*EXERCISE:* Filter the records below for the word "number". Copy each line that holds it.
+++ RECORDED INFORMATION +++
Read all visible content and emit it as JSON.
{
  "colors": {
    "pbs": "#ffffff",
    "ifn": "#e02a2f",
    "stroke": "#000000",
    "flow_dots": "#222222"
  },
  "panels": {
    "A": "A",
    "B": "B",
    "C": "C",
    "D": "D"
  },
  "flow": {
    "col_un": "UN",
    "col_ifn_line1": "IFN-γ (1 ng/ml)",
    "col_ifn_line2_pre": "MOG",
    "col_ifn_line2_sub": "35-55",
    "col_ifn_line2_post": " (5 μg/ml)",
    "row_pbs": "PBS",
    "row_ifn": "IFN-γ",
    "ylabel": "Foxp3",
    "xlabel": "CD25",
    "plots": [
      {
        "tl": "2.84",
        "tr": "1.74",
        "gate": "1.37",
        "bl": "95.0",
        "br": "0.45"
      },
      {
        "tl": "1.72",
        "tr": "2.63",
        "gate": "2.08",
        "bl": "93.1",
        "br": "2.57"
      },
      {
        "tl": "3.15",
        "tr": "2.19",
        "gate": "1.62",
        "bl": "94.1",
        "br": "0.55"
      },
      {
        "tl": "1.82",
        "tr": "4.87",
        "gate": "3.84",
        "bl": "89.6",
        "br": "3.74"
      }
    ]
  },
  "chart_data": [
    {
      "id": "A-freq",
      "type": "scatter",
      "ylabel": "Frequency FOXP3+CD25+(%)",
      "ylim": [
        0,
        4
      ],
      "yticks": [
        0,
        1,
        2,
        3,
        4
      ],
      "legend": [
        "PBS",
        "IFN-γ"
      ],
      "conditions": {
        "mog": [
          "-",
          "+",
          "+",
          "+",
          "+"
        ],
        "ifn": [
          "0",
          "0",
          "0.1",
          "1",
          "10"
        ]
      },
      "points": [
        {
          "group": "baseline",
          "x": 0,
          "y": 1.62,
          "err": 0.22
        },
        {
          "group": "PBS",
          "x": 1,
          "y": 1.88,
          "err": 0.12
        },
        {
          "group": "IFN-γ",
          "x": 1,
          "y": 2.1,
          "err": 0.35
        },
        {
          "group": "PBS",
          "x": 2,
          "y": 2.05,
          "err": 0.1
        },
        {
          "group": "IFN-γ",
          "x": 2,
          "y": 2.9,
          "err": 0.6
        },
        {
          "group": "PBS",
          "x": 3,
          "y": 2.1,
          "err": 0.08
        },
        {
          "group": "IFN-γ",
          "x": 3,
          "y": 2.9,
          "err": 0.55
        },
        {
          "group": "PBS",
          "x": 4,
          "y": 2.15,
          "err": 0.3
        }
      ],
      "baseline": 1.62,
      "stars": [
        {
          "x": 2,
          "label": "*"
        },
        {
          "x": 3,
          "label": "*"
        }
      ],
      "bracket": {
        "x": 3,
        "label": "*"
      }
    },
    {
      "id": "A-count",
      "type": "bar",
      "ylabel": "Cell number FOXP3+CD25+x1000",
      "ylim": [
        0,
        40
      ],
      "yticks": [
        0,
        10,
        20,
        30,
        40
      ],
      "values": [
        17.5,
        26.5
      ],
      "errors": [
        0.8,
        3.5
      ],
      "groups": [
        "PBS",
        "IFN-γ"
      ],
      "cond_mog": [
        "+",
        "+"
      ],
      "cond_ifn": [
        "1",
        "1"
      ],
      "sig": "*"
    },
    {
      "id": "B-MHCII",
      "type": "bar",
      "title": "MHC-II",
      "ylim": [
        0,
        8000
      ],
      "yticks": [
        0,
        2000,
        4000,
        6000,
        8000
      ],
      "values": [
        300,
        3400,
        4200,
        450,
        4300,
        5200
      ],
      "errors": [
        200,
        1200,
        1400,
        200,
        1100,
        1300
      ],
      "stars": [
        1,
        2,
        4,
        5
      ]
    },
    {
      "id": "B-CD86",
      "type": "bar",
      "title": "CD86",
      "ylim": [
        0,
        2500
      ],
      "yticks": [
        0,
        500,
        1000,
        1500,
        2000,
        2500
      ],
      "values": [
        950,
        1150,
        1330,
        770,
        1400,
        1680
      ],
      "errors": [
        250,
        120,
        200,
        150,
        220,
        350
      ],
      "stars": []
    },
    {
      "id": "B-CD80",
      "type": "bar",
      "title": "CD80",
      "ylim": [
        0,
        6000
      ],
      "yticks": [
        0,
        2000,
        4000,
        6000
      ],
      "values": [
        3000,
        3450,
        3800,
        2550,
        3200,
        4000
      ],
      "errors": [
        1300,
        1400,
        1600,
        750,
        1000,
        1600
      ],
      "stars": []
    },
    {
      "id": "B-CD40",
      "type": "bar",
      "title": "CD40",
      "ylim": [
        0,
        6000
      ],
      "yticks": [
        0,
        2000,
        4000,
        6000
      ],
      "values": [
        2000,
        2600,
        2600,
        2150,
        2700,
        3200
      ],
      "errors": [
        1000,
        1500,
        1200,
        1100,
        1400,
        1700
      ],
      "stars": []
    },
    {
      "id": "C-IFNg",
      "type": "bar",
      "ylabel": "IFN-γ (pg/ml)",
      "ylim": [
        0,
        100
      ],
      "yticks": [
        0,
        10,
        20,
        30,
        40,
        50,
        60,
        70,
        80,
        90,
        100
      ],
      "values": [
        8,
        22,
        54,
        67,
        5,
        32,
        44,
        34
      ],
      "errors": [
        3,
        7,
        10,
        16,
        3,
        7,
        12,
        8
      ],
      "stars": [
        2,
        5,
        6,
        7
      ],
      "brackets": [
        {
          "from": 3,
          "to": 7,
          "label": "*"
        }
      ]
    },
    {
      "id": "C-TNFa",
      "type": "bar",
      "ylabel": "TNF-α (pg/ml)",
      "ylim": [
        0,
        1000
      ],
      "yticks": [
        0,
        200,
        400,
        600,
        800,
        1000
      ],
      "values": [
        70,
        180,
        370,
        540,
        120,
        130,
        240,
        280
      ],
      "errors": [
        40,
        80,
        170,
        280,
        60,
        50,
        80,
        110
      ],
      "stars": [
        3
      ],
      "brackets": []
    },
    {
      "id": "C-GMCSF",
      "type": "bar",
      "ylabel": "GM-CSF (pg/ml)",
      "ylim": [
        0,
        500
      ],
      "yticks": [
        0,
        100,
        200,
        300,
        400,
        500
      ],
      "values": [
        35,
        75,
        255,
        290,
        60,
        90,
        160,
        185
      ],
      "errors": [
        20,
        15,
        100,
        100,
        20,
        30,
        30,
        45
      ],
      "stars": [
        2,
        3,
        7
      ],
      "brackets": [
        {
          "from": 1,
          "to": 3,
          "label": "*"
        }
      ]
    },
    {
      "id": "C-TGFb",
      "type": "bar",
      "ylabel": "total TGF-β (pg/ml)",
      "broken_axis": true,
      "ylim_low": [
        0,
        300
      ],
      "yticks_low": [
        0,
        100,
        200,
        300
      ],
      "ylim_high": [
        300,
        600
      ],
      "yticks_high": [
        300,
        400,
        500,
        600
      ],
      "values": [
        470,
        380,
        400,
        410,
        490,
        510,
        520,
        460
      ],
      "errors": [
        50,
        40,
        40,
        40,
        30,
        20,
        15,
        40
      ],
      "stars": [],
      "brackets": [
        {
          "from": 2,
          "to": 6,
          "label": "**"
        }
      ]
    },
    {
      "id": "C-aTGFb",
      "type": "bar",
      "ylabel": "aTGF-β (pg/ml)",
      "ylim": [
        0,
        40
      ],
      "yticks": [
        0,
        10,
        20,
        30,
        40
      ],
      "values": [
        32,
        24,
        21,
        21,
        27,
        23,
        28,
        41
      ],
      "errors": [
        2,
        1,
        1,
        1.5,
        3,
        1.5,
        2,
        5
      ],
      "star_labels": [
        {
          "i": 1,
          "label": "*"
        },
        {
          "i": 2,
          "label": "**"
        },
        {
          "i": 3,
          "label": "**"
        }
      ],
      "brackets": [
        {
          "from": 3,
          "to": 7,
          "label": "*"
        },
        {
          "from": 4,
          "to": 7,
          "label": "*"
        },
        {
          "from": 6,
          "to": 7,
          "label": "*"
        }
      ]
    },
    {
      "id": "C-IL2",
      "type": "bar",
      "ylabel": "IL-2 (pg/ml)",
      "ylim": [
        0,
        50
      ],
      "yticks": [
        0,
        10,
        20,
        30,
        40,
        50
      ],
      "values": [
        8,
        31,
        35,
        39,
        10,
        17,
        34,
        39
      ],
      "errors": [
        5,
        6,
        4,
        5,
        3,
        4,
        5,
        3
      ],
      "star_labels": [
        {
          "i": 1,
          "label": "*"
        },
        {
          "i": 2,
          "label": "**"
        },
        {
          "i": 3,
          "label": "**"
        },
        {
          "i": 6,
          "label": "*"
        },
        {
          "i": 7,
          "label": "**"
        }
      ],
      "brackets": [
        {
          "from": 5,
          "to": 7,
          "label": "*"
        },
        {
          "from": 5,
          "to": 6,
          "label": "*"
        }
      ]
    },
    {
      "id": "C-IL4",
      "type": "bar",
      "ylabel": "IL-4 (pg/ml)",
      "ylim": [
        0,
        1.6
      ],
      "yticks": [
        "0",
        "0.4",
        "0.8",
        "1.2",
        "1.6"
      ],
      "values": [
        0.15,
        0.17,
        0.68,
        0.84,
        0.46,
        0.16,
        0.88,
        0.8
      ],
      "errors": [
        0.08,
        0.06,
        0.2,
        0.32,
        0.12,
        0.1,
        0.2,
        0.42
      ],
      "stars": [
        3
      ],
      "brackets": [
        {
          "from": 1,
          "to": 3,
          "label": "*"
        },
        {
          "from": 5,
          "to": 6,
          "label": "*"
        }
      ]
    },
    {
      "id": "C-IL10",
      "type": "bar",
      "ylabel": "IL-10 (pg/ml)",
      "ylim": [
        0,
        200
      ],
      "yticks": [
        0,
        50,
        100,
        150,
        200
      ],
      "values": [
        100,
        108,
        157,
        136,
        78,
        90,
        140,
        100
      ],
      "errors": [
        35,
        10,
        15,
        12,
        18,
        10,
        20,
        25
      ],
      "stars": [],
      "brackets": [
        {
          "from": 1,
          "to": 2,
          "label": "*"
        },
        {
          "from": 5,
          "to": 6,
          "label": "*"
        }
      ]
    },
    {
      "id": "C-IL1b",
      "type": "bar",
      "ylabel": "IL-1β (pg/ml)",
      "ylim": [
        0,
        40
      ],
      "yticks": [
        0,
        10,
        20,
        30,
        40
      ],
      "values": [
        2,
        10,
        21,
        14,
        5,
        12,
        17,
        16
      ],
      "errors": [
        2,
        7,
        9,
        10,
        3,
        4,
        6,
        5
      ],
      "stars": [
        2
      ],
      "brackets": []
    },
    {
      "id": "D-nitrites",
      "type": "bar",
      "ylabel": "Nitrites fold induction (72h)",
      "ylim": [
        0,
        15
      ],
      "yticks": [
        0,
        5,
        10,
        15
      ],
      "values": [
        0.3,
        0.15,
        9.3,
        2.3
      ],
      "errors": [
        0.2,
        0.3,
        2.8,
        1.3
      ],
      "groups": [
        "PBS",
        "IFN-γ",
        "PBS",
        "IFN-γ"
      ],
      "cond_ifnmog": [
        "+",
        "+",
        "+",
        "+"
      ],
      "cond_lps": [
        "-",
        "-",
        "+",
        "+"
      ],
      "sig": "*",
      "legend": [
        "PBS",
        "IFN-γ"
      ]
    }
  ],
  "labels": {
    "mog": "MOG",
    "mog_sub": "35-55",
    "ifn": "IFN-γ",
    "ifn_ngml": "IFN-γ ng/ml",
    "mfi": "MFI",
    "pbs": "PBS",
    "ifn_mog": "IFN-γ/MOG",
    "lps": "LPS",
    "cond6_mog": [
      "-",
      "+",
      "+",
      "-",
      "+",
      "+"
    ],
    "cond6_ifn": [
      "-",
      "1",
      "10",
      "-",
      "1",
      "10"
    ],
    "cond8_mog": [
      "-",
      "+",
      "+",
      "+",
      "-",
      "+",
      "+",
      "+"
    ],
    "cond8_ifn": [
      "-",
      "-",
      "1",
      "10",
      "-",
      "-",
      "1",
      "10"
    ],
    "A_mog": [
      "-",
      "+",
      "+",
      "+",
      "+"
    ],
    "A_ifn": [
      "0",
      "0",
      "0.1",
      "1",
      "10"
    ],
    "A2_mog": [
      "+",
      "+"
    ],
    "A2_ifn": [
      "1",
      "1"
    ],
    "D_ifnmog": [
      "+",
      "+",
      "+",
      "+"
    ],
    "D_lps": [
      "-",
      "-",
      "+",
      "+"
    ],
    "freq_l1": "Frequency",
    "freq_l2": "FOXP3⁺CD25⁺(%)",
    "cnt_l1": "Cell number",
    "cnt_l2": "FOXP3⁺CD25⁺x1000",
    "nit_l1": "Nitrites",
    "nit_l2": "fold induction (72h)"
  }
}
+++
*ANSWER IN FULL:*
      "ylabel": "Cell number FOXP3+CD25+x1000",
    "cnt_l1": "Cell number",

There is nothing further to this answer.